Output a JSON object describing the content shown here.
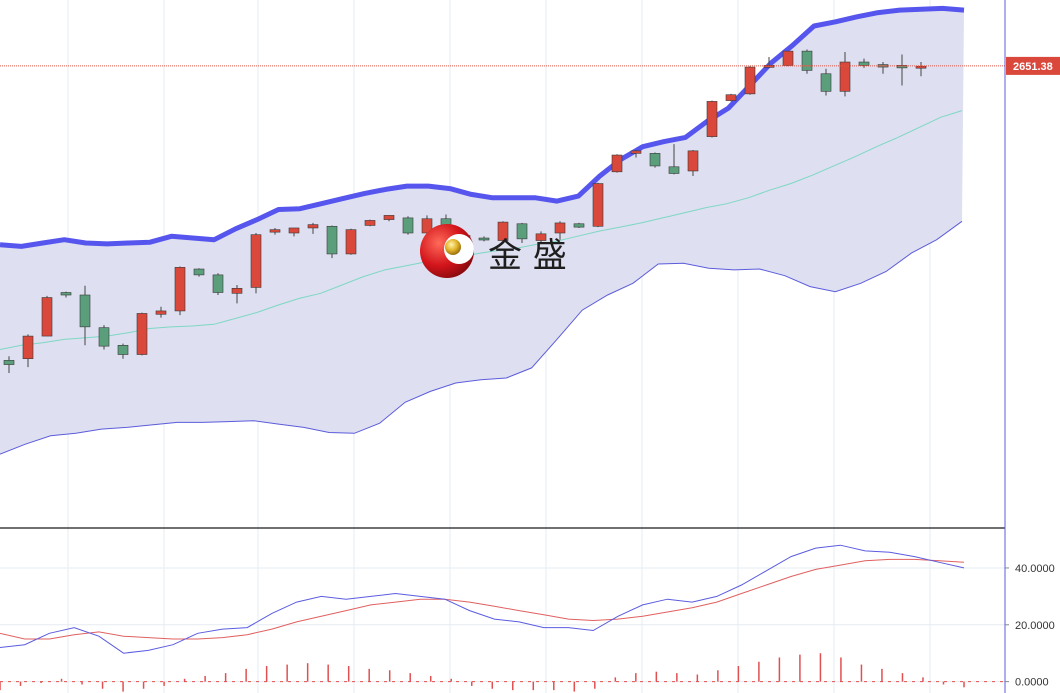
{
  "colors": {
    "up": "#d9483b",
    "down": "#5a9e7c",
    "upper_band": "#5656ee",
    "lower_band": "#5c5cdc",
    "band_fill": "#dedff0",
    "mid_band": "#7dd8c4",
    "price_line": "#e05545",
    "macd_line": "#5b5ce0",
    "signal_line": "#e06060",
    "histogram": "#e05050",
    "separator": "#404040",
    "grid": "#e6ecf1"
  },
  "watermark": {
    "logo": "jinsheng-logo-icon",
    "text": "金 盛"
  },
  "price_tag": {
    "label": "2651.38",
    "value": 2651.38
  },
  "chart_data": [
    {
      "type": "candlestick",
      "name": "price",
      "ylim": [
        2100,
        2730
      ],
      "candles": [
        [
          2300,
          2305,
          2285,
          2295
        ],
        [
          2302,
          2331,
          2292,
          2329
        ],
        [
          2329,
          2377,
          2329,
          2375
        ],
        [
          2381,
          2382,
          2375,
          2378
        ],
        [
          2378,
          2389,
          2318,
          2340
        ],
        [
          2339,
          2342,
          2313,
          2317
        ],
        [
          2318,
          2320,
          2302,
          2307
        ],
        [
          2307,
          2357,
          2306,
          2356
        ],
        [
          2355,
          2364,
          2351,
          2359
        ],
        [
          2359,
          2412,
          2354,
          2411
        ],
        [
          2409,
          2410,
          2400,
          2402
        ],
        [
          2402,
          2404,
          2378,
          2381
        ],
        [
          2380,
          2390,
          2368,
          2386
        ],
        [
          2387,
          2452,
          2380,
          2450
        ],
        [
          2453,
          2458,
          2450,
          2456
        ],
        [
          2452,
          2458,
          2448,
          2458
        ],
        [
          2458,
          2464,
          2451,
          2462
        ],
        [
          2460,
          2461,
          2422,
          2427
        ],
        [
          2427,
          2457,
          2426,
          2456
        ],
        [
          2461,
          2468,
          2460,
          2467
        ],
        [
          2468,
          2473,
          2466,
          2473
        ],
        [
          2470,
          2472,
          2450,
          2452
        ],
        [
          2452,
          2473,
          2450,
          2469
        ],
        [
          2469,
          2474,
          2445,
          2449
        ],
        [
          2447,
          2452,
          2444,
          2449
        ],
        [
          2446,
          2448,
          2442,
          2445
        ],
        [
          2443,
          2466,
          2441,
          2465
        ],
        [
          2463,
          2464,
          2440,
          2445
        ],
        [
          2443,
          2454,
          2440,
          2451
        ],
        [
          2452,
          2466,
          2444,
          2464
        ],
        [
          2463,
          2464,
          2458,
          2459
        ],
        [
          2460,
          2512,
          2459,
          2511
        ],
        [
          2525,
          2546,
          2524,
          2545
        ],
        [
          2547,
          2551,
          2542,
          2550
        ],
        [
          2547,
          2548,
          2530,
          2532
        ],
        [
          2531,
          2558,
          2522,
          2523
        ],
        [
          2526,
          2551,
          2520,
          2550
        ],
        [
          2567,
          2610,
          2566,
          2609
        ],
        [
          2610,
          2618,
          2609,
          2617
        ],
        [
          2618,
          2651,
          2617,
          2650
        ],
        [
          2651,
          2662,
          2650,
          2652
        ],
        [
          2652,
          2669,
          2651,
          2669
        ],
        [
          2669,
          2671,
          2642,
          2646
        ],
        [
          2642,
          2648,
          2616,
          2621
        ],
        [
          2621,
          2668,
          2615,
          2656
        ],
        [
          2656,
          2660,
          2649,
          2652
        ],
        [
          2653,
          2656,
          2642,
          2650
        ],
        [
          2652,
          2665,
          2628,
          2649
        ],
        [
          2650,
          2656,
          2639,
          2651
        ]
      ],
      "upper_band": [
        2438,
        2436,
        2440,
        2444,
        2440,
        2439,
        2440,
        2441,
        2448,
        2446,
        2444,
        2457,
        2468,
        2480,
        2481,
        2487,
        2493,
        2499,
        2504,
        2508,
        2508,
        2505,
        2498,
        2494,
        2494,
        2494,
        2490,
        2496,
        2520,
        2540,
        2555,
        2561,
        2566,
        2585,
        2601,
        2628,
        2655,
        2676,
        2699,
        2704,
        2710,
        2715,
        2718,
        2719,
        2720,
        2718
      ],
      "middle_band": [
        2313,
        2318,
        2321,
        2325,
        2327,
        2329,
        2333,
        2338,
        2340,
        2341,
        2343,
        2350,
        2357,
        2366,
        2374,
        2380,
        2390,
        2400,
        2408,
        2413,
        2418,
        2422,
        2426,
        2430,
        2433,
        2438,
        2442,
        2448,
        2454,
        2459,
        2464,
        2470,
        2476,
        2482,
        2487,
        2494,
        2503,
        2511,
        2521,
        2532,
        2543,
        2555,
        2566,
        2578,
        2590,
        2598
      ],
      "lower_band": [
        2188,
        2200,
        2210,
        2213,
        2218,
        2220,
        2223,
        2226,
        2226,
        2227,
        2228,
        2224,
        2220,
        2214,
        2213,
        2225,
        2250,
        2263,
        2273,
        2277,
        2279,
        2291,
        2325,
        2360,
        2378,
        2392,
        2415,
        2416,
        2410,
        2408,
        2409,
        2401,
        2388,
        2382,
        2392,
        2406,
        2428,
        2444,
        2466
      ],
      "price_line": 2651.38
    },
    {
      "type": "macd",
      "name": "indicator",
      "ylim": [
        -4,
        53
      ],
      "y_ticks": [
        0,
        20,
        40
      ],
      "y_tick_labels": [
        "0.0000",
        "20.0000",
        "40.0000"
      ],
      "macd": [
        12,
        13,
        17,
        19,
        16,
        10,
        11,
        13,
        17,
        18.5,
        19,
        24,
        28,
        30,
        29,
        30,
        31,
        30,
        29,
        25,
        22,
        21,
        19,
        19,
        18,
        23,
        27,
        29,
        28,
        30,
        34,
        39,
        44,
        47,
        48,
        46,
        45.5,
        44,
        42,
        40
      ],
      "signal": [
        17,
        15,
        15,
        16.5,
        17.5,
        16,
        15.5,
        15,
        15,
        15.5,
        16.5,
        18.5,
        21,
        23,
        25,
        27,
        28,
        29,
        29,
        28,
        26.5,
        25,
        23.5,
        22,
        21.5,
        22,
        23,
        24.5,
        26,
        28,
        31,
        34,
        37,
        39.5,
        41,
        42.5,
        43,
        43,
        42.5,
        42
      ],
      "histogram": [
        -3,
        -1.5,
        -0.5,
        1,
        -1,
        -2.5,
        -3.5,
        -2.5,
        -1.5,
        1,
        2,
        3,
        4.5,
        5.5,
        6,
        6.5,
        6,
        5.5,
        4.5,
        4,
        3,
        2,
        1,
        -1.5,
        -2.5,
        -3,
        -3,
        -3,
        -3.5,
        -2.5,
        1.5,
        3,
        3.5,
        3,
        2.5,
        4,
        5.5,
        7,
        8.5,
        9.5,
        10,
        8.5,
        6,
        4.5,
        3,
        1.5,
        -1,
        -2
      ]
    }
  ]
}
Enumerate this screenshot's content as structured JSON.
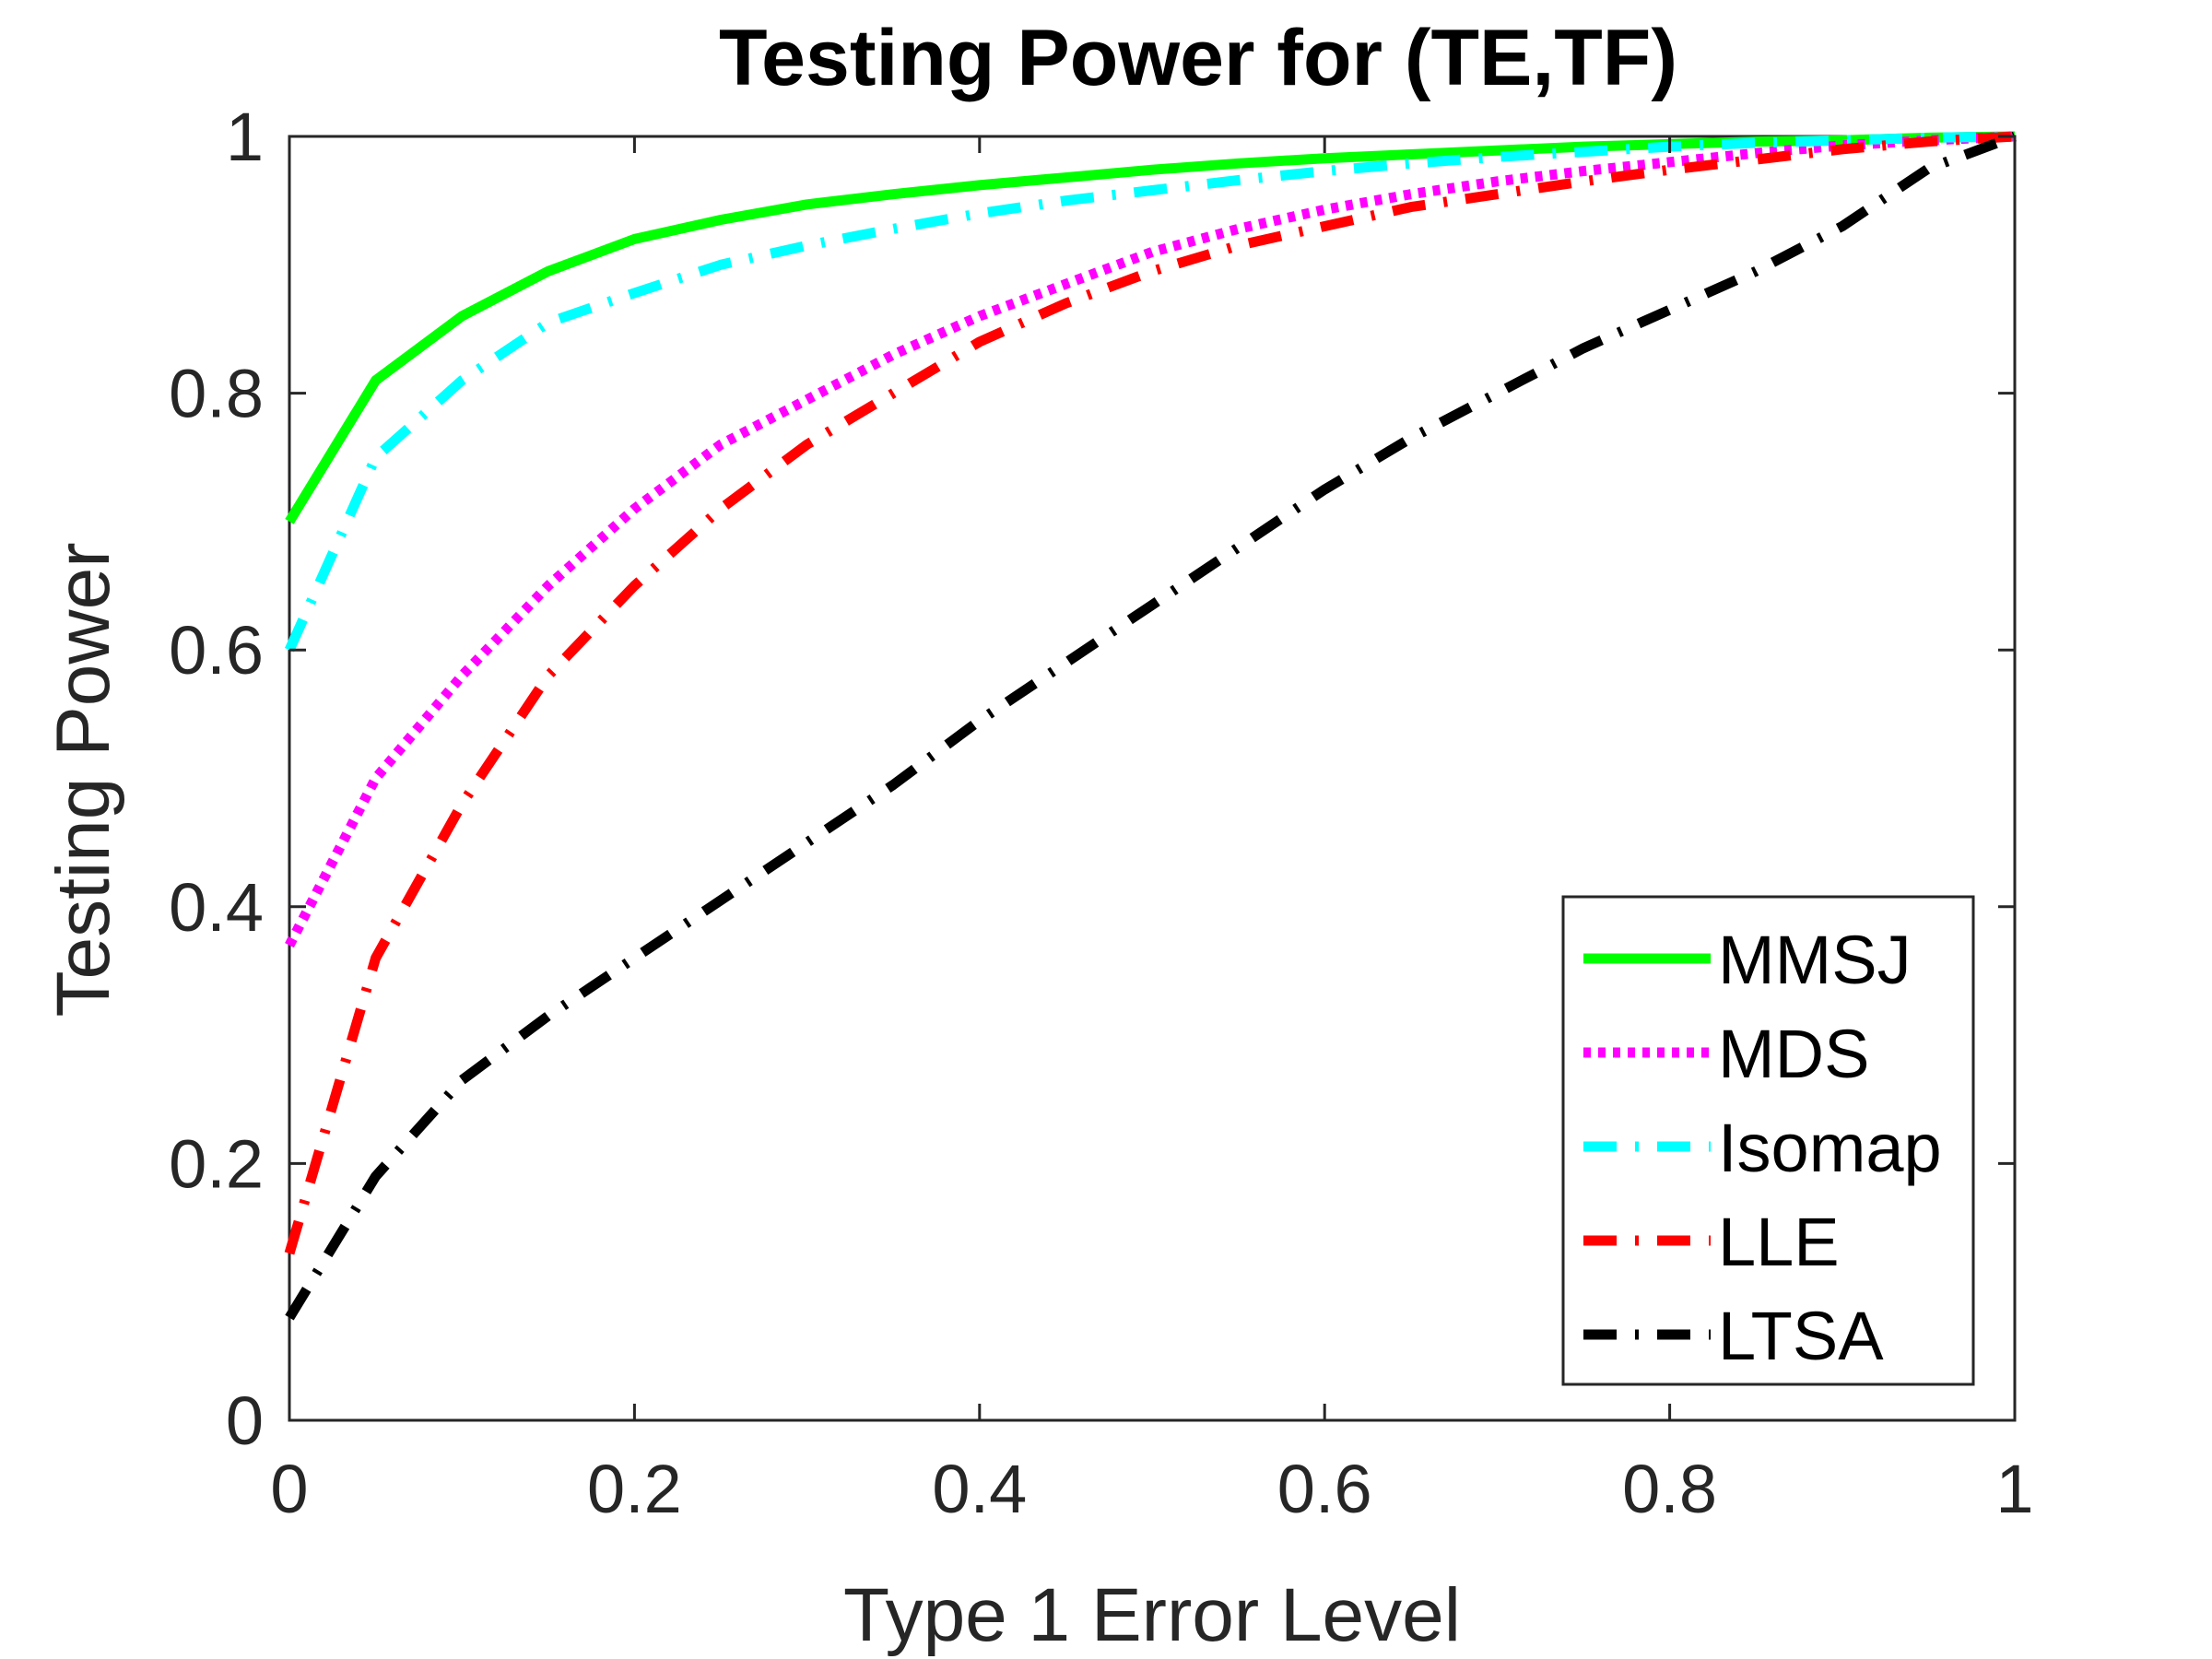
{
  "chart_data": {
    "type": "line",
    "title": "Testing Power for (TE,TF)",
    "xlabel": "Type 1 Error Level",
    "ylabel": "Testing Power",
    "xlim": [
      0,
      1
    ],
    "ylim": [
      0,
      1
    ],
    "xticks": [
      "0",
      "0.2",
      "0.4",
      "0.6",
      "0.8",
      "1"
    ],
    "yticks": [
      "0",
      "0.2",
      "0.4",
      "0.6",
      "0.8",
      "1"
    ],
    "grid": false,
    "legend_position": "bottom-right",
    "x": [
      0,
      0.05,
      0.1,
      0.15,
      0.2,
      0.25,
      0.3,
      0.35,
      0.4,
      0.45,
      0.5,
      0.55,
      0.6,
      0.65,
      0.7,
      0.75,
      0.8,
      0.85,
      0.9,
      0.95,
      1
    ],
    "series": [
      {
        "name": "MMSJ",
        "color": "#00ff00",
        "style": "solid",
        "values": [
          0.7,
          0.81,
          0.86,
          0.895,
          0.92,
          0.935,
          0.947,
          0.955,
          0.962,
          0.968,
          0.974,
          0.979,
          0.983,
          0.986,
          0.989,
          0.992,
          0.994,
          0.996,
          0.997,
          0.999,
          1.0
        ]
      },
      {
        "name": "MDS",
        "color": "#ff00ff",
        "style": "dotted",
        "values": [
          0.37,
          0.5,
          0.58,
          0.65,
          0.71,
          0.76,
          0.795,
          0.83,
          0.86,
          0.885,
          0.91,
          0.928,
          0.943,
          0.955,
          0.965,
          0.973,
          0.98,
          0.987,
          0.993,
          0.997,
          1.0
        ]
      },
      {
        "name": "Isomap",
        "color": "#00ffff",
        "style": "dash-dot",
        "values": [
          0.6,
          0.75,
          0.81,
          0.855,
          0.878,
          0.9,
          0.915,
          0.928,
          0.94,
          0.95,
          0.958,
          0.966,
          0.973,
          0.979,
          0.984,
          0.988,
          0.992,
          0.995,
          0.997,
          0.999,
          1.0
        ]
      },
      {
        "name": "LLE",
        "color": "#ff0000",
        "style": "dash-dot",
        "values": [
          0.13,
          0.36,
          0.48,
          0.58,
          0.65,
          0.71,
          0.76,
          0.8,
          0.84,
          0.87,
          0.895,
          0.915,
          0.93,
          0.945,
          0.955,
          0.965,
          0.974,
          0.982,
          0.99,
          0.996,
          1.0
        ]
      },
      {
        "name": "LTSA",
        "color": "#000000",
        "style": "dash-dot",
        "values": [
          0.08,
          0.19,
          0.265,
          0.315,
          0.36,
          0.405,
          0.45,
          0.495,
          0.545,
          0.59,
          0.635,
          0.68,
          0.725,
          0.765,
          0.8,
          0.835,
          0.865,
          0.895,
          0.93,
          0.975,
          1.0
        ]
      }
    ]
  }
}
.....
* **TASK STATEMENT**
Pick out every line above that contains the word "Testing" and copy it.

* **THE REPLY**
    "title": "Testing Power for (TE,TF)",
    "ylabel": "Testing Power",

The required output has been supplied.